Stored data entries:
## Begin
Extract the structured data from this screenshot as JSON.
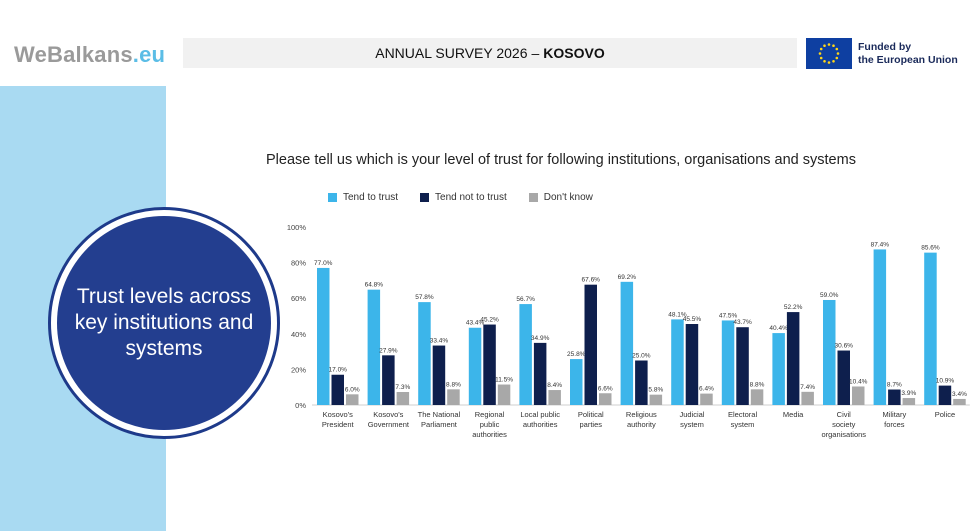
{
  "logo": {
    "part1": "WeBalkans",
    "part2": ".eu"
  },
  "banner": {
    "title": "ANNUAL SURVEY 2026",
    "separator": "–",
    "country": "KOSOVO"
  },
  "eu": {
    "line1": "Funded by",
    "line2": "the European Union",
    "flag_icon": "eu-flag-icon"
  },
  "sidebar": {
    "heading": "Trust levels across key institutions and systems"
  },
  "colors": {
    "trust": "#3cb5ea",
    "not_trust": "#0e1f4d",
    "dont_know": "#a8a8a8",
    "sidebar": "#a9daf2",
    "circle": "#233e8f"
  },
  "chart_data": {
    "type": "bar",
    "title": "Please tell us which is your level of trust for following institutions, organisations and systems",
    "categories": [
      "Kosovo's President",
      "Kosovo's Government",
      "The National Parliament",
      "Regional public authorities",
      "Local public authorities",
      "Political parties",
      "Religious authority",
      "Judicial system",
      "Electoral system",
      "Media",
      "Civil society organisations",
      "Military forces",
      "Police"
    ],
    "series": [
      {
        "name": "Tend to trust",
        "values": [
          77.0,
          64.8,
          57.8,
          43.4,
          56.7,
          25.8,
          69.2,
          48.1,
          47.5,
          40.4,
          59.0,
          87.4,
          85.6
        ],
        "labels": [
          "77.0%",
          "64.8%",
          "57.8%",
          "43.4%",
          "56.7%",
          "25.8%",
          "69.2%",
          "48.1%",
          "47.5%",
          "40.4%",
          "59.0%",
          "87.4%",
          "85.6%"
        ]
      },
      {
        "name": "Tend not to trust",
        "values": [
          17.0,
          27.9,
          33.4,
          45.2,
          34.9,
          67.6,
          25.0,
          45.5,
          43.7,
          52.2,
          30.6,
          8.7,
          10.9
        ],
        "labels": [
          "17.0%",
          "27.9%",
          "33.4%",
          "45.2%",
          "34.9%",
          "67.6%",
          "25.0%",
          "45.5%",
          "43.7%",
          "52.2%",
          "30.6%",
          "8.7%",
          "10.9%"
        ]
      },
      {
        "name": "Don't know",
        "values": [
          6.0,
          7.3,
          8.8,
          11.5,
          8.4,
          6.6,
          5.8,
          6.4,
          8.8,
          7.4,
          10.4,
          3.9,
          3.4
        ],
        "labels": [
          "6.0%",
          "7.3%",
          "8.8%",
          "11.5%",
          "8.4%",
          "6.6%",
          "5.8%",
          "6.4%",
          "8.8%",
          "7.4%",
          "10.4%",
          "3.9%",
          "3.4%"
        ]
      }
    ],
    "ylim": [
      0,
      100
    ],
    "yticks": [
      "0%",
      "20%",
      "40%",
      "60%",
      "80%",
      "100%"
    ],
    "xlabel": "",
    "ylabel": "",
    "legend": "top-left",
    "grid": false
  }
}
## End
## Begin
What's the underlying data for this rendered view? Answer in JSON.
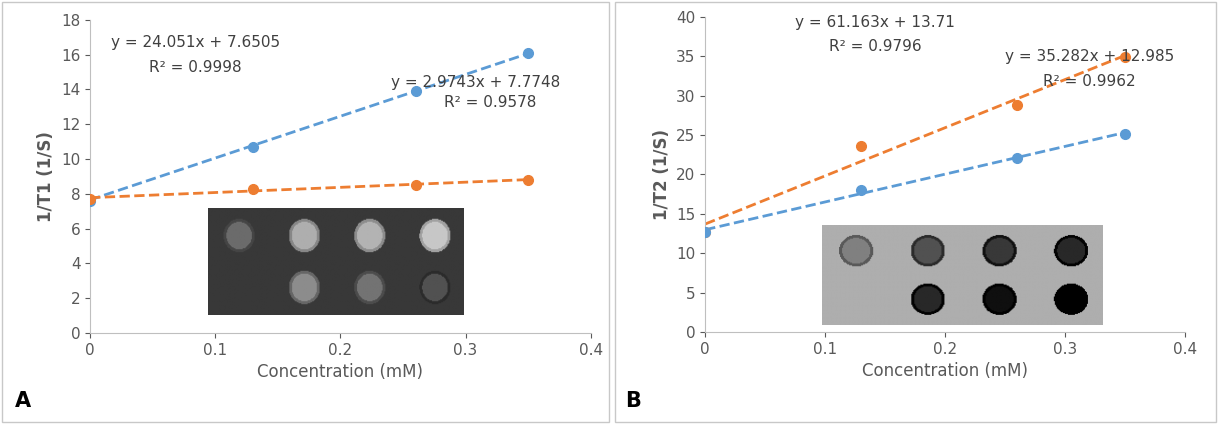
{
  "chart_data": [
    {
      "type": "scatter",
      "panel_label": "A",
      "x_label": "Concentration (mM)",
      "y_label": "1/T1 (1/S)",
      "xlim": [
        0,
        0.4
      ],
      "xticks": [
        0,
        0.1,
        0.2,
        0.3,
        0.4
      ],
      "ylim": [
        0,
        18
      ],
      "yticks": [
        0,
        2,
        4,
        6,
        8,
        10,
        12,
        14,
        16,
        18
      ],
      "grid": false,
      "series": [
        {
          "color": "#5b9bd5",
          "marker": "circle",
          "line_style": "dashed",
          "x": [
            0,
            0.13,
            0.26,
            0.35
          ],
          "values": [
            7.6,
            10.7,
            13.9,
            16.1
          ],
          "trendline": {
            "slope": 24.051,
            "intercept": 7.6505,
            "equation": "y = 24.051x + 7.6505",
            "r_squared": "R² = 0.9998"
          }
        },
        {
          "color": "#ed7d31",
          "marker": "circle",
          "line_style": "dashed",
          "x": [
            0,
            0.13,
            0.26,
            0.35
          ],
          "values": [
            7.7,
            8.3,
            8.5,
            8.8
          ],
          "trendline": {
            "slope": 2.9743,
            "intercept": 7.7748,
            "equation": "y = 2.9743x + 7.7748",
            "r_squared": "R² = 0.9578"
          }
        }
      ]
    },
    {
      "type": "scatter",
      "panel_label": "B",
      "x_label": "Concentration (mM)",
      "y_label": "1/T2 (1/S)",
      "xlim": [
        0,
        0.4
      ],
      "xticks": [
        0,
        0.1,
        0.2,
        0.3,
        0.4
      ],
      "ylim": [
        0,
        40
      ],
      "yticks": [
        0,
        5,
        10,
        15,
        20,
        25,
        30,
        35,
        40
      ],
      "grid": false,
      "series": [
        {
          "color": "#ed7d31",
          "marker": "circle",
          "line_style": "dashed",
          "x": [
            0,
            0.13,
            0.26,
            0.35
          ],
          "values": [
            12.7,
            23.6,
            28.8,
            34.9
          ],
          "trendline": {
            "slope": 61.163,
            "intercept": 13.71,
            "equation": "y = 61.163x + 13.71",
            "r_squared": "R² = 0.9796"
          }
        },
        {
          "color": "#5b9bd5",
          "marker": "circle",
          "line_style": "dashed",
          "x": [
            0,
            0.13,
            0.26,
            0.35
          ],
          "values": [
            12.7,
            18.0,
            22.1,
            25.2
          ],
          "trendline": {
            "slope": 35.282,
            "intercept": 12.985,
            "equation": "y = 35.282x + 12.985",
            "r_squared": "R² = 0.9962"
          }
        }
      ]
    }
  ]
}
## End
## Begin
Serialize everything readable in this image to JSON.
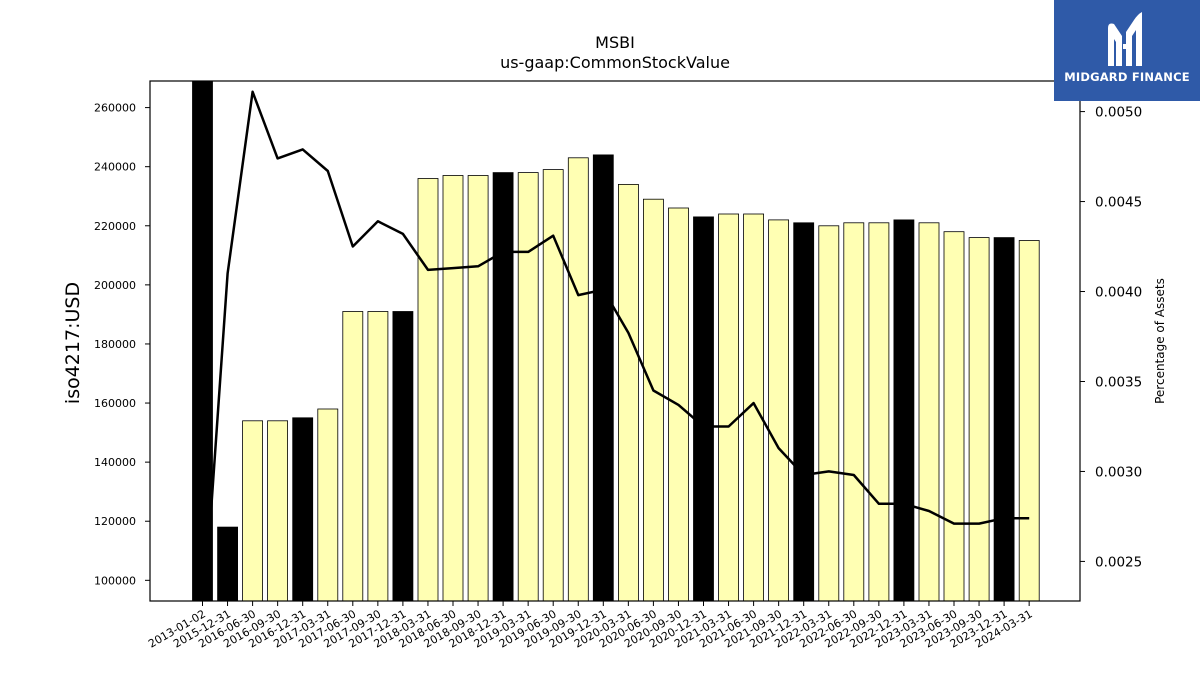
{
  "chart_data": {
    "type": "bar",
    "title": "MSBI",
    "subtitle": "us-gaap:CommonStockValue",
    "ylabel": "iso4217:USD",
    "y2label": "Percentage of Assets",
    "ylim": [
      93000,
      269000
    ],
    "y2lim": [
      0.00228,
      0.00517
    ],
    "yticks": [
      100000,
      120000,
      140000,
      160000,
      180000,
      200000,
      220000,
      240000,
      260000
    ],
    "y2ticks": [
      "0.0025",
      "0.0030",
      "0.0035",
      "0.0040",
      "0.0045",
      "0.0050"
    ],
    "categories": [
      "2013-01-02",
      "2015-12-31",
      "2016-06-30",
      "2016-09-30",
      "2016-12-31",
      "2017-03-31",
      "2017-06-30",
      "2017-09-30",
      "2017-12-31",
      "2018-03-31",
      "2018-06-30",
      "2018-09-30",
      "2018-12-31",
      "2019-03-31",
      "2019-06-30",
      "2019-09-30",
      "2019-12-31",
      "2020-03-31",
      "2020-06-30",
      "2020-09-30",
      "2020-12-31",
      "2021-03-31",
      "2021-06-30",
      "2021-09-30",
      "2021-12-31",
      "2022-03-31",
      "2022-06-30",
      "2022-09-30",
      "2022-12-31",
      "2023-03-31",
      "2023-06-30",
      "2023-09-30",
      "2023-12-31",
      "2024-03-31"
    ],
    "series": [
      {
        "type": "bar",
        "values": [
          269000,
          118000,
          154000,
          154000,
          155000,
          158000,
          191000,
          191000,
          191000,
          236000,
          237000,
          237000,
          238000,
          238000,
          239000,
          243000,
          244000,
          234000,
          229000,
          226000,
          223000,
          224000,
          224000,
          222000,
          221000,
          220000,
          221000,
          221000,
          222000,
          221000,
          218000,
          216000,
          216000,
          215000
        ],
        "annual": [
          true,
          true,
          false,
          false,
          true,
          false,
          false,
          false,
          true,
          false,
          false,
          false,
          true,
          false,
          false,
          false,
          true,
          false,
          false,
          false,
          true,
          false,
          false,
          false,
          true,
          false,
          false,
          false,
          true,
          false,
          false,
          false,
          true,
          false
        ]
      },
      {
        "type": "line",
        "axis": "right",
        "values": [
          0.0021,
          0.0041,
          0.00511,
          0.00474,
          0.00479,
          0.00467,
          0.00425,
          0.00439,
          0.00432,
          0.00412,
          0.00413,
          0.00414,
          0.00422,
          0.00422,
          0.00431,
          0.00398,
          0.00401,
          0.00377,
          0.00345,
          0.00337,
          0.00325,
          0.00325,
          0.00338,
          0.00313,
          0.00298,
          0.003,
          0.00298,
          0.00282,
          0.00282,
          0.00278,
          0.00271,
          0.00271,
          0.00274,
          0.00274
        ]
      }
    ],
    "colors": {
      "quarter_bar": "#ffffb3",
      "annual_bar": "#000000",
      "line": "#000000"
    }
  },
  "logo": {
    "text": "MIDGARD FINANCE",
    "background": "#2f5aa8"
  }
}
## End
Your instructions:
Write down the number of lines where the word "JSON" appears, and nothing further.

Answer:
3